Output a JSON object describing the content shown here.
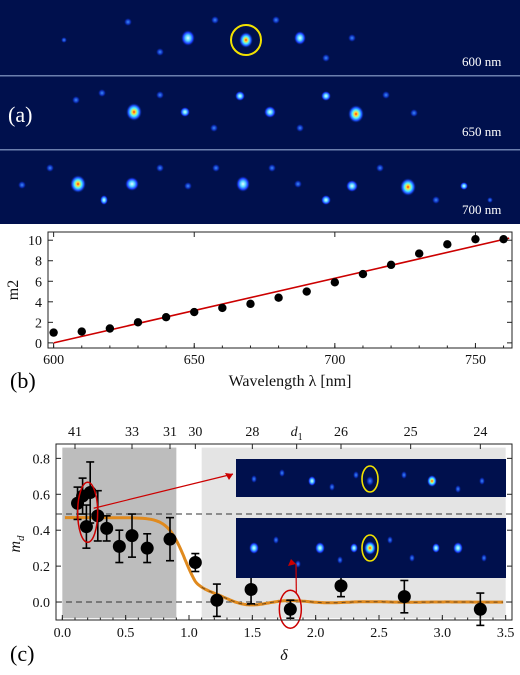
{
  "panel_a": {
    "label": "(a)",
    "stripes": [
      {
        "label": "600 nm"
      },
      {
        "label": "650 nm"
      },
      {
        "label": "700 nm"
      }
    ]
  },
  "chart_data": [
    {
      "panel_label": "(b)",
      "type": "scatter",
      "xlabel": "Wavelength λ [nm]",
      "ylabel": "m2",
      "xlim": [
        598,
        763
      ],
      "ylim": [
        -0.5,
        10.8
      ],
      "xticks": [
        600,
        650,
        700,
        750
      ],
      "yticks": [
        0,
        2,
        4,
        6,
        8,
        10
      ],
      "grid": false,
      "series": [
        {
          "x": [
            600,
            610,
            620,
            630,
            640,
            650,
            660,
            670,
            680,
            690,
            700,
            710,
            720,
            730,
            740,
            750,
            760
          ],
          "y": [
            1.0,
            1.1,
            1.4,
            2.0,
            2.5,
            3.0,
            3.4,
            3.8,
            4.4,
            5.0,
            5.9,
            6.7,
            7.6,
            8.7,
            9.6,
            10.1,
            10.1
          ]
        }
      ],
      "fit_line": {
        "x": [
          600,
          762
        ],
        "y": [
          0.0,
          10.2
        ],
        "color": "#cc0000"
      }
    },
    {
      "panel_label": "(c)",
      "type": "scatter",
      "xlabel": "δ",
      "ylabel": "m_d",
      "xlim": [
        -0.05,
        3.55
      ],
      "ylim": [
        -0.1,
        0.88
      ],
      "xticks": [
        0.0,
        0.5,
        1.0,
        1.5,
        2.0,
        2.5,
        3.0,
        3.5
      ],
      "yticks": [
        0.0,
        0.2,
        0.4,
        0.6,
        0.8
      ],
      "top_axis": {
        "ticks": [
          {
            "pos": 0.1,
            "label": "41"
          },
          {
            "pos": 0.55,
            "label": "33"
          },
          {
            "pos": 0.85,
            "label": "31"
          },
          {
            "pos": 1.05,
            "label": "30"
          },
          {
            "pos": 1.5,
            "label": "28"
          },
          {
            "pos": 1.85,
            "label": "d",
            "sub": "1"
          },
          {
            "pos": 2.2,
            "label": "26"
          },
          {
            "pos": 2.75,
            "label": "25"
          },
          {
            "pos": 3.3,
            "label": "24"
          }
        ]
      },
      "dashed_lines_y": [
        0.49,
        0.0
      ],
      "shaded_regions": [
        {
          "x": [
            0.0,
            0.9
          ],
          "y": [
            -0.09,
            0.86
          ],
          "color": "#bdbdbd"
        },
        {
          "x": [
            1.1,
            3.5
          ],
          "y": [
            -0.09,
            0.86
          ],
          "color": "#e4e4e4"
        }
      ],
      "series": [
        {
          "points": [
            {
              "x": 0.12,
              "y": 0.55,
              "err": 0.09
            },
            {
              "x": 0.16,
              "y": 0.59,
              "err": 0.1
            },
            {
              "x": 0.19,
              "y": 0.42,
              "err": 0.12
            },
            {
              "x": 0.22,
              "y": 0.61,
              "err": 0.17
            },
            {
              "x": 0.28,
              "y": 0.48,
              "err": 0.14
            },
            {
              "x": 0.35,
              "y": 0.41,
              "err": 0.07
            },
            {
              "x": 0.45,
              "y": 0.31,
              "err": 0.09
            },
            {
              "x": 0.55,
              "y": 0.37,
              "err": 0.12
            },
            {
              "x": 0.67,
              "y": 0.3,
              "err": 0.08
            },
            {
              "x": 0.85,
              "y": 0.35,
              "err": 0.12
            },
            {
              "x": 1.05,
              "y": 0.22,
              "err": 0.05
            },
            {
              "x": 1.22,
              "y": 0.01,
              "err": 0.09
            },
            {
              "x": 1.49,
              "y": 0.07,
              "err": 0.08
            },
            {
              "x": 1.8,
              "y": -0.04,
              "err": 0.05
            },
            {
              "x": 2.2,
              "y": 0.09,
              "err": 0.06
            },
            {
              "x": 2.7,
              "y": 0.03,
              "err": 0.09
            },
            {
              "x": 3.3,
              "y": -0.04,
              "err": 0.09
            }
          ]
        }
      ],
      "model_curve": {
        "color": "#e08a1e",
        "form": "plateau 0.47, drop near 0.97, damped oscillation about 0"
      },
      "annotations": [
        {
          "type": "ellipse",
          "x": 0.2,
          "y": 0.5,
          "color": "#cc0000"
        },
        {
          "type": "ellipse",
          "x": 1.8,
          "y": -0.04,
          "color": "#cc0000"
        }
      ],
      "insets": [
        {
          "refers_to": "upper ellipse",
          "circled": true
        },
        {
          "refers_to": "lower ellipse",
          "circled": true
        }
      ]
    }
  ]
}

_GOAL OF THE EXERCISE_
Quote the data above in full, leaving out the pictures it holds.

_EXPECTED ANSWER_
Output a JSON object describing the content shown here.
{
  "panel_a": {
    "label": "(a)",
    "stripes": [
      {
        "label": "600 nm"
      },
      {
        "label": "650 nm"
      },
      {
        "label": "700 nm"
      }
    ]
  },
  "chart_data": [
    {
      "panel_label": "(b)",
      "type": "scatter",
      "xlabel": "Wavelength λ [nm]",
      "ylabel": "m2",
      "xlim": [
        598,
        763
      ],
      "ylim": [
        -0.5,
        10.8
      ],
      "xticks": [
        600,
        650,
        700,
        750
      ],
      "yticks": [
        0,
        2,
        4,
        6,
        8,
        10
      ],
      "grid": false,
      "series": [
        {
          "x": [
            600,
            610,
            620,
            630,
            640,
            650,
            660,
            670,
            680,
            690,
            700,
            710,
            720,
            730,
            740,
            750,
            760
          ],
          "y": [
            1.0,
            1.1,
            1.4,
            2.0,
            2.5,
            3.0,
            3.4,
            3.8,
            4.4,
            5.0,
            5.9,
            6.7,
            7.6,
            8.7,
            9.6,
            10.1,
            10.1
          ]
        }
      ],
      "fit_line": {
        "x": [
          600,
          762
        ],
        "y": [
          0.0,
          10.2
        ],
        "color": "#cc0000"
      }
    },
    {
      "panel_label": "(c)",
      "type": "scatter",
      "xlabel": "δ",
      "ylabel": "m_d",
      "xlim": [
        -0.05,
        3.55
      ],
      "ylim": [
        -0.1,
        0.88
      ],
      "xticks": [
        0.0,
        0.5,
        1.0,
        1.5,
        2.0,
        2.5,
        3.0,
        3.5
      ],
      "yticks": [
        0.0,
        0.2,
        0.4,
        0.6,
        0.8
      ],
      "top_axis": {
        "ticks": [
          {
            "pos": 0.1,
            "label": "41"
          },
          {
            "pos": 0.55,
            "label": "33"
          },
          {
            "pos": 0.85,
            "label": "31"
          },
          {
            "pos": 1.05,
            "label": "30"
          },
          {
            "pos": 1.5,
            "label": "28"
          },
          {
            "pos": 1.85,
            "label": "d",
            "sub": "1"
          },
          {
            "pos": 2.2,
            "label": "26"
          },
          {
            "pos": 2.75,
            "label": "25"
          },
          {
            "pos": 3.3,
            "label": "24"
          }
        ]
      },
      "dashed_lines_y": [
        0.49,
        0.0
      ],
      "shaded_regions": [
        {
          "x": [
            0.0,
            0.9
          ],
          "y": [
            -0.09,
            0.86
          ],
          "color": "#bdbdbd"
        },
        {
          "x": [
            1.1,
            3.5
          ],
          "y": [
            -0.09,
            0.86
          ],
          "color": "#e4e4e4"
        }
      ],
      "series": [
        {
          "points": [
            {
              "x": 0.12,
              "y": 0.55,
              "err": 0.09
            },
            {
              "x": 0.16,
              "y": 0.59,
              "err": 0.1
            },
            {
              "x": 0.19,
              "y": 0.42,
              "err": 0.12
            },
            {
              "x": 0.22,
              "y": 0.61,
              "err": 0.17
            },
            {
              "x": 0.28,
              "y": 0.48,
              "err": 0.14
            },
            {
              "x": 0.35,
              "y": 0.41,
              "err": 0.07
            },
            {
              "x": 0.45,
              "y": 0.31,
              "err": 0.09
            },
            {
              "x": 0.55,
              "y": 0.37,
              "err": 0.12
            },
            {
              "x": 0.67,
              "y": 0.3,
              "err": 0.08
            },
            {
              "x": 0.85,
              "y": 0.35,
              "err": 0.12
            },
            {
              "x": 1.05,
              "y": 0.22,
              "err": 0.05
            },
            {
              "x": 1.22,
              "y": 0.01,
              "err": 0.09
            },
            {
              "x": 1.49,
              "y": 0.07,
              "err": 0.08
            },
            {
              "x": 1.8,
              "y": -0.04,
              "err": 0.05
            },
            {
              "x": 2.2,
              "y": 0.09,
              "err": 0.06
            },
            {
              "x": 2.7,
              "y": 0.03,
              "err": 0.09
            },
            {
              "x": 3.3,
              "y": -0.04,
              "err": 0.09
            }
          ]
        }
      ],
      "model_curve": {
        "color": "#e08a1e",
        "form": "plateau 0.47, drop near 0.97, damped oscillation about 0"
      },
      "annotations": [
        {
          "type": "ellipse",
          "x": 0.2,
          "y": 0.5,
          "color": "#cc0000"
        },
        {
          "type": "ellipse",
          "x": 1.8,
          "y": -0.04,
          "color": "#cc0000"
        }
      ],
      "insets": [
        {
          "refers_to": "upper ellipse",
          "circled": true
        },
        {
          "refers_to": "lower ellipse",
          "circled": true
        }
      ]
    }
  ]
}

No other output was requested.